> _Your task_:
Swap "track-label" for "sample-label" in everything from the line containing "track-label: GSM2481672 —" down to the line containing "track-label: GSM2481689 — [44, 282, 128, 298]". Return only those lines, with nothing else changed.

> _Element location listings_:
————————
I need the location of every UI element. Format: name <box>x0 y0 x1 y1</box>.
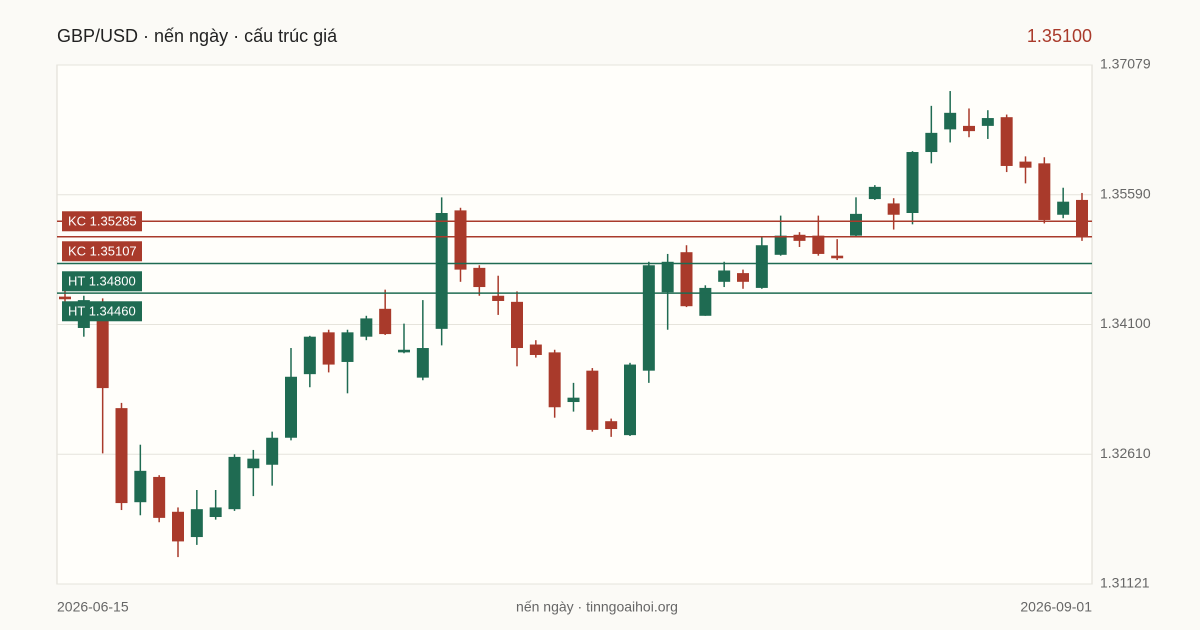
y-tick-label: 1.31121 <box>1100 575 1150 591</box>
candle-body <box>247 458 260 469</box>
candle-body <box>303 336 316 375</box>
candle-body <box>59 296 71 300</box>
candle-body <box>153 476 166 518</box>
y-tick-label: 1.34100 <box>1100 315 1151 331</box>
candle-body <box>661 261 674 293</box>
candle-body <box>266 437 279 465</box>
candle-body <box>887 203 900 215</box>
candle-body <box>172 511 184 542</box>
candle-body <box>529 344 542 355</box>
y-tick-label: 1.32610 <box>1100 445 1151 461</box>
level-label-box <box>62 301 142 322</box>
candle-body <box>435 212 448 329</box>
candle-body <box>624 364 636 436</box>
candle-body <box>699 287 712 316</box>
candle-body <box>209 507 222 518</box>
candle-body <box>1038 163 1051 220</box>
last-price: 1.35100 <box>1027 26 1092 46</box>
candle-body <box>605 421 618 430</box>
candle-body <box>398 349 410 353</box>
candle-body <box>906 152 919 213</box>
candle-body <box>548 352 561 408</box>
candle-body <box>416 348 429 378</box>
footer: nến ngày · tinngoaihoi.org <box>516 599 678 615</box>
candle-body <box>944 112 957 130</box>
candle-body <box>868 186 881 200</box>
candle-body <box>360 318 373 337</box>
candle-body <box>190 509 203 538</box>
y-tick-label: 1.37079 <box>1100 56 1151 72</box>
candle-body <box>774 235 787 255</box>
candle-body <box>1000 117 1013 166</box>
candle-body <box>718 270 731 282</box>
level-label: KC 1.35107 <box>68 244 137 259</box>
candle-body <box>1019 161 1032 168</box>
candle-body <box>567 397 580 403</box>
candle-body <box>737 273 749 282</box>
candle-body <box>642 265 655 371</box>
y-tick-label: 1.35590 <box>1100 185 1151 201</box>
candle-body <box>96 301 109 389</box>
level-label-box <box>62 271 142 292</box>
candle-body <box>228 456 241 510</box>
candle-body <box>134 470 147 503</box>
candle-body <box>285 376 297 438</box>
candle-body <box>1076 199 1088 238</box>
candle-body <box>115 408 128 504</box>
candle-body <box>680 252 693 307</box>
candle-body <box>341 332 354 362</box>
candle-body <box>379 308 392 335</box>
candle-body <box>831 255 844 259</box>
x-start-label: 2026-06-15 <box>57 599 129 615</box>
candle-body <box>473 267 486 288</box>
candle-body <box>492 295 505 301</box>
candle-body <box>1057 201 1070 215</box>
level-label-box <box>62 211 142 232</box>
candle-body <box>850 213 862 236</box>
candle-body <box>793 234 806 241</box>
level-label: KC 1.35285 <box>68 214 137 229</box>
chart-title: GBP/USD · nến ngày · cấu trúc giá <box>57 26 338 46</box>
candle-body <box>586 370 599 430</box>
level-label: HT 1.34460 <box>68 304 136 319</box>
candle-body <box>511 301 523 349</box>
candle-body <box>925 132 938 153</box>
candle-body <box>812 235 825 254</box>
candle-body <box>454 210 467 270</box>
candle-body <box>963 125 975 132</box>
x-end-label: 2026-09-01 <box>1020 599 1092 615</box>
level-label: HT 1.34800 <box>68 274 136 289</box>
candle-body <box>981 118 994 126</box>
candle-body <box>322 332 335 365</box>
level-label-box <box>62 241 142 262</box>
candle-body <box>755 245 768 288</box>
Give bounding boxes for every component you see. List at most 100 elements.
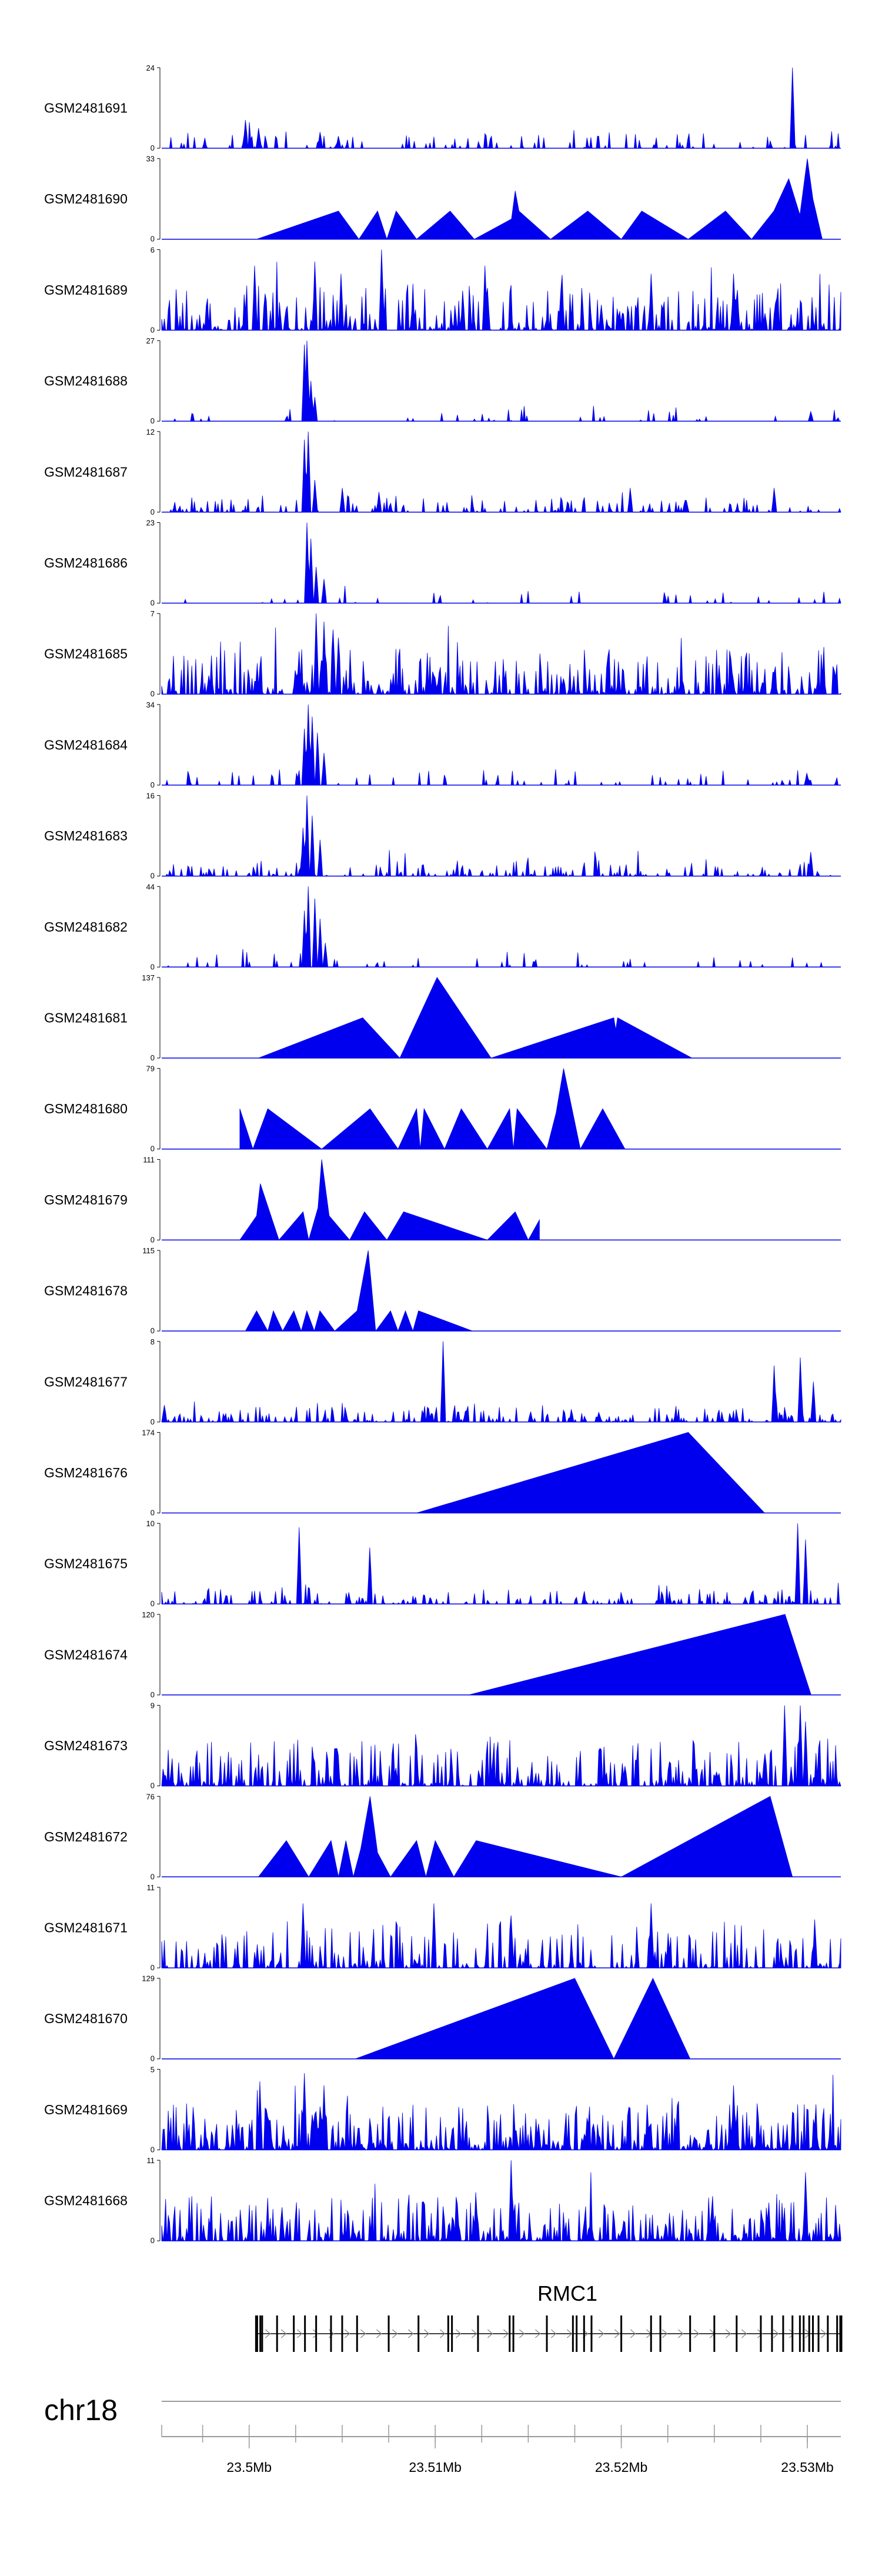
track-label: GSM2481672 — [44, 1829, 128, 1844]
exon — [839, 2315, 843, 2352]
strand-arrow — [280, 2329, 287, 2338]
y-max-label: 16 — [146, 792, 155, 800]
y-min-label: 0 — [151, 1053, 155, 1062]
chromosome-label: chr18 — [44, 2394, 118, 2427]
track-GSM2481673: GSM2481673 9 0 — [44, 1701, 841, 1790]
coverage-area — [162, 795, 841, 877]
track-label: GSM2481689 — [44, 282, 128, 298]
y-max-label: 24 — [146, 64, 155, 72]
x-tick-label: 23.5Mb — [226, 2460, 272, 2475]
exon — [447, 2315, 449, 2352]
exon — [330, 2315, 332, 2352]
strand-arrow — [265, 2329, 271, 2338]
strand-arrow — [471, 2329, 477, 2338]
strand-arrow — [503, 2329, 509, 2338]
y-min-label: 0 — [151, 144, 155, 152]
track-GSM2481670: GSM2481670 129 0 — [44, 1974, 841, 2063]
track-GSM2481682: GSM2481682 44 0 — [44, 882, 841, 971]
y-max-label: 12 — [146, 428, 155, 436]
y-min-label: 0 — [151, 416, 155, 425]
exon — [791, 2315, 794, 2352]
track-GSM2481683: GSM2481683 16 0 — [44, 792, 841, 880]
strand-arrow — [344, 2329, 350, 2338]
coverage-area — [161, 1903, 841, 1969]
exon — [812, 2315, 814, 2352]
coverage-area — [162, 704, 841, 786]
track-label: GSM2481676 — [44, 1465, 128, 1480]
exon — [261, 2315, 263, 2352]
exon — [817, 2315, 820, 2352]
exon — [315, 2315, 318, 2352]
track-label: GSM2481686 — [44, 555, 128, 570]
track-label: GSM2481682 — [44, 919, 128, 935]
track-GSM2481686: GSM2481686 23 0 — [44, 519, 841, 608]
exon — [255, 2315, 258, 2352]
y-max-label: 11 — [147, 1883, 155, 1892]
strand-arrow — [392, 2329, 398, 2338]
coverage-area — [355, 1977, 691, 2060]
track-GSM2481685: GSM2481685 7 0 — [44, 609, 841, 698]
y-min-label: 0 — [151, 1144, 155, 1153]
strand-arrow — [630, 2329, 636, 2338]
strand-arrow — [789, 2329, 795, 2338]
track-label: GSM2481677 — [44, 1374, 128, 1389]
y-min-label: 0 — [151, 235, 155, 243]
strand-arrow — [598, 2329, 604, 2338]
exon — [387, 2315, 390, 2352]
y-max-label: 23 — [146, 519, 155, 528]
coverage-area — [162, 431, 841, 513]
exon — [509, 2315, 511, 2352]
x-tick-label: 23.52Mb — [595, 2460, 648, 2475]
coverage-area — [161, 1705, 841, 1787]
exon — [477, 2315, 479, 2352]
y-min-label: 0 — [151, 1963, 155, 1972]
y-min-label: 0 — [151, 1235, 155, 1244]
coverage-area — [161, 2073, 841, 2151]
strand-arrow — [487, 2329, 493, 2338]
y-min-label: 0 — [151, 1872, 155, 1881]
coverage-area — [162, 886, 841, 968]
track-GSM2481672: GSM2481672 76 0 — [44, 1792, 841, 1881]
strand-arrow — [566, 2329, 573, 2338]
y-max-label: 33 — [146, 155, 155, 163]
y-max-label: 9 — [151, 1701, 155, 1710]
coverage-area — [469, 1614, 811, 1696]
track-GSM2481691: GSM2481691 24 0 — [44, 64, 841, 152]
y-min-label: 0 — [151, 2145, 155, 2154]
exon — [659, 2315, 662, 2352]
track-label: GSM2481688 — [44, 373, 128, 389]
y-min-label: 0 — [151, 508, 155, 516]
coverage-tracks: GSM2481691240GSM2481690330GSM248168960GS… — [44, 64, 841, 2245]
strand-arrow — [550, 2329, 557, 2338]
x-tick-label: 23.53Mb — [781, 2460, 834, 2475]
y-min-label: 0 — [151, 1326, 155, 1335]
track-GSM2481668: GSM2481668 11 0 — [44, 2156, 841, 2245]
track-GSM2481690: GSM2481690 33 0 — [44, 155, 841, 243]
strand-arrow — [376, 2329, 382, 2338]
track-GSM2481689: GSM2481689 6 0 — [44, 245, 841, 334]
track-label: GSM2481680 — [44, 1101, 128, 1116]
strand-arrow — [820, 2329, 827, 2338]
coverage-area — [162, 522, 841, 603]
y-min-label: 0 — [151, 599, 155, 608]
exon — [417, 2315, 420, 2352]
strand-arrow — [455, 2329, 462, 2338]
track-label: GSM2481684 — [44, 737, 128, 752]
track-GSM2481678: GSM2481678 115 0 — [44, 1246, 841, 1335]
exon — [803, 2315, 805, 2352]
coverage-area — [161, 1341, 841, 1423]
exon — [808, 2315, 810, 2352]
coverage-area — [161, 2160, 841, 2242]
y-min-label: 0 — [151, 962, 155, 971]
y-max-label: 11 — [147, 2156, 155, 2165]
strand-arrow — [407, 2329, 414, 2338]
coverage-area — [239, 1068, 626, 1150]
y-min-label: 0 — [151, 2236, 155, 2245]
exon — [713, 2315, 716, 2352]
track-GSM2481688: GSM2481688 27 0 — [44, 336, 841, 425]
strand-arrow — [662, 2329, 668, 2338]
exon — [341, 2315, 343, 2352]
y-max-label: 76 — [146, 1792, 155, 1801]
exon — [736, 2315, 738, 2352]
————————
> _Task output_:
sample-label: GSM2481672 — [44, 1829, 128, 1844]
exon — [839, 2315, 843, 2352]
strand-arrow — [280, 2329, 287, 2338]
y-max-label: 16 — [146, 792, 155, 800]
y-min-label: 0 — [151, 1053, 155, 1062]
chromosome-label: chr18 — [44, 2394, 118, 2427]
track-GSM2481673: GSM2481673 9 0 — [44, 1701, 841, 1790]
coverage-area — [162, 795, 841, 877]
sample-label: GSM2481689 — [44, 282, 128, 298]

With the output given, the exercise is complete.